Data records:
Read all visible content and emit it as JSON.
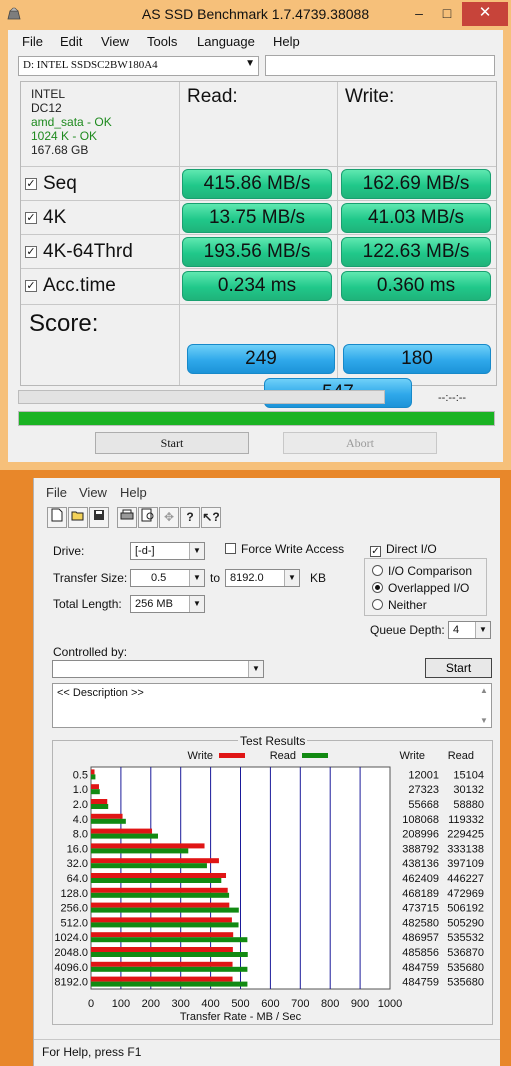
{
  "asssd": {
    "title": "AS SSD Benchmark 1.7.4739.38088",
    "window_buttons": {
      "minimize": "–",
      "maximize": "□",
      "close": "✕"
    },
    "menu": [
      "File",
      "Edit",
      "View",
      "Tools",
      "Language",
      "Help"
    ],
    "drive_select": "D: INTEL SSDSC2BW180A4",
    "info": {
      "vendor": "INTEL",
      "firmware": "DC12",
      "driver_status": "amd_sata - OK",
      "alignment_status": "1024 K - OK",
      "capacity": "167.68 GB"
    },
    "headers": {
      "read": "Read:",
      "write": "Write:"
    },
    "rows": [
      {
        "label": "Seq",
        "checked": true,
        "read": "415.86 MB/s",
        "write": "162.69 MB/s"
      },
      {
        "label": "4K",
        "checked": true,
        "read": "13.75 MB/s",
        "write": "41.03 MB/s"
      },
      {
        "label": "4K-64Thrd",
        "checked": true,
        "read": "193.56 MB/s",
        "write": "122.63 MB/s"
      },
      {
        "label": "Acc.time",
        "checked": true,
        "read": "0.234 ms",
        "write": "0.360 ms"
      }
    ],
    "score": {
      "label": "Score:",
      "read": "249",
      "write": "180",
      "total": "547"
    },
    "time_display": "--:--:--",
    "progress_fraction": 1.0,
    "buttons": {
      "start": "Start",
      "abort": "Abort"
    },
    "colors": {
      "result_green": "#20c88a",
      "score_blue": "#2fa8ea",
      "progress_green": "#1ab323",
      "close_red": "#c7443a"
    }
  },
  "atto": {
    "menu": [
      "File",
      "View",
      "Help"
    ],
    "toolbar_icons": [
      "new-icon",
      "open-icon",
      "save-icon",
      "print-icon",
      "print-preview-icon",
      "move-icon",
      "help-icon",
      "context-help-icon"
    ],
    "drive_label": "Drive:",
    "drive_value": "[-d-]",
    "force_write_label": "Force Write Access",
    "force_write_checked": false,
    "direct_io_label": "Direct I/O",
    "direct_io_checked": true,
    "transfer_size_label": "Transfer Size:",
    "transfer_from": "0.5",
    "to_label": "to",
    "transfer_to": "8192.0",
    "kb_label": "KB",
    "total_length_label": "Total Length:",
    "total_length": "256 MB",
    "io_options": [
      {
        "label": "I/O Comparison",
        "selected": false
      },
      {
        "label": "Overlapped I/O",
        "selected": true
      },
      {
        "label": "Neither",
        "selected": false
      }
    ],
    "queue_depth_label": "Queue Depth:",
    "queue_depth": "4",
    "controlled_by_label": "Controlled by:",
    "controlled_by_value": "",
    "start_label": "Start",
    "description": "<< Description >>",
    "status_text": "For Help, press F1"
  },
  "chart_data": {
    "type": "bar",
    "title": "Test Results",
    "xlabel": "Transfer Rate - MB / Sec",
    "ylabel": "",
    "xlim": [
      0,
      1000
    ],
    "x_ticks": [
      "0",
      "100",
      "200",
      "300",
      "400",
      "500",
      "600",
      "700",
      "800",
      "900",
      "1000"
    ],
    "orientation": "horizontal",
    "legend": [
      {
        "name": "Write",
        "color": "#e01515"
      },
      {
        "name": "Read",
        "color": "#128a12"
      }
    ],
    "legend_placement": "top",
    "table_headers": [
      "Write",
      "Read"
    ],
    "categories": [
      "0.5",
      "1.0",
      "2.0",
      "4.0",
      "8.0",
      "16.0",
      "32.0",
      "64.0",
      "128.0",
      "256.0",
      "512.0",
      "1024.0",
      "2048.0",
      "4096.0",
      "8192.0"
    ],
    "series": [
      {
        "name": "Write",
        "values": [
          12001,
          27323,
          55668,
          108068,
          208996,
          388792,
          438136,
          462409,
          468189,
          473715,
          482580,
          486957,
          485856,
          484759,
          484759
        ]
      },
      {
        "name": "Read",
        "values": [
          15104,
          30132,
          58880,
          119332,
          229425,
          333138,
          397109,
          446227,
          472969,
          506192,
          505290,
          535532,
          536870,
          535680,
          535680
        ]
      }
    ],
    "grid": true
  }
}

TASK OBJECTIVE >> Repeat every record precisely. Any picture among them stays out of the copy.

WORKED ANSWER >>
Read all visible content and emit it as JSON.
{
  "asssd": {
    "title": "AS SSD Benchmark 1.7.4739.38088",
    "window_buttons": {
      "minimize": "–",
      "maximize": "□",
      "close": "✕"
    },
    "menu": [
      "File",
      "Edit",
      "View",
      "Tools",
      "Language",
      "Help"
    ],
    "drive_select": "D: INTEL SSDSC2BW180A4",
    "info": {
      "vendor": "INTEL",
      "firmware": "DC12",
      "driver_status": "amd_sata - OK",
      "alignment_status": "1024 K - OK",
      "capacity": "167.68 GB"
    },
    "headers": {
      "read": "Read:",
      "write": "Write:"
    },
    "rows": [
      {
        "label": "Seq",
        "checked": true,
        "read": "415.86 MB/s",
        "write": "162.69 MB/s"
      },
      {
        "label": "4K",
        "checked": true,
        "read": "13.75 MB/s",
        "write": "41.03 MB/s"
      },
      {
        "label": "4K-64Thrd",
        "checked": true,
        "read": "193.56 MB/s",
        "write": "122.63 MB/s"
      },
      {
        "label": "Acc.time",
        "checked": true,
        "read": "0.234 ms",
        "write": "0.360 ms"
      }
    ],
    "score": {
      "label": "Score:",
      "read": "249",
      "write": "180",
      "total": "547"
    },
    "time_display": "--:--:--",
    "progress_fraction": 1.0,
    "buttons": {
      "start": "Start",
      "abort": "Abort"
    },
    "colors": {
      "result_green": "#20c88a",
      "score_blue": "#2fa8ea",
      "progress_green": "#1ab323",
      "close_red": "#c7443a"
    }
  },
  "atto": {
    "menu": [
      "File",
      "View",
      "Help"
    ],
    "toolbar_icons": [
      "new-icon",
      "open-icon",
      "save-icon",
      "print-icon",
      "print-preview-icon",
      "move-icon",
      "help-icon",
      "context-help-icon"
    ],
    "drive_label": "Drive:",
    "drive_value": "[-d-]",
    "force_write_label": "Force Write Access",
    "force_write_checked": false,
    "direct_io_label": "Direct I/O",
    "direct_io_checked": true,
    "transfer_size_label": "Transfer Size:",
    "transfer_from": "0.5",
    "to_label": "to",
    "transfer_to": "8192.0",
    "kb_label": "KB",
    "total_length_label": "Total Length:",
    "total_length": "256 MB",
    "io_options": [
      {
        "label": "I/O Comparison",
        "selected": false
      },
      {
        "label": "Overlapped I/O",
        "selected": true
      },
      {
        "label": "Neither",
        "selected": false
      }
    ],
    "queue_depth_label": "Queue Depth:",
    "queue_depth": "4",
    "controlled_by_label": "Controlled by:",
    "controlled_by_value": "",
    "start_label": "Start",
    "description": "<< Description >>",
    "status_text": "For Help, press F1"
  },
  "chart_data": {
    "type": "bar",
    "title": "Test Results",
    "xlabel": "Transfer Rate - MB / Sec",
    "ylabel": "",
    "xlim": [
      0,
      1000
    ],
    "x_ticks": [
      "0",
      "100",
      "200",
      "300",
      "400",
      "500",
      "600",
      "700",
      "800",
      "900",
      "1000"
    ],
    "orientation": "horizontal",
    "legend": [
      {
        "name": "Write",
        "color": "#e01515"
      },
      {
        "name": "Read",
        "color": "#128a12"
      }
    ],
    "legend_placement": "top",
    "table_headers": [
      "Write",
      "Read"
    ],
    "categories": [
      "0.5",
      "1.0",
      "2.0",
      "4.0",
      "8.0",
      "16.0",
      "32.0",
      "64.0",
      "128.0",
      "256.0",
      "512.0",
      "1024.0",
      "2048.0",
      "4096.0",
      "8192.0"
    ],
    "series": [
      {
        "name": "Write",
        "values": [
          12001,
          27323,
          55668,
          108068,
          208996,
          388792,
          438136,
          462409,
          468189,
          473715,
          482580,
          486957,
          485856,
          484759,
          484759
        ]
      },
      {
        "name": "Read",
        "values": [
          15104,
          30132,
          58880,
          119332,
          229425,
          333138,
          397109,
          446227,
          472969,
          506192,
          505290,
          535532,
          536870,
          535680,
          535680
        ]
      }
    ],
    "grid": true
  }
}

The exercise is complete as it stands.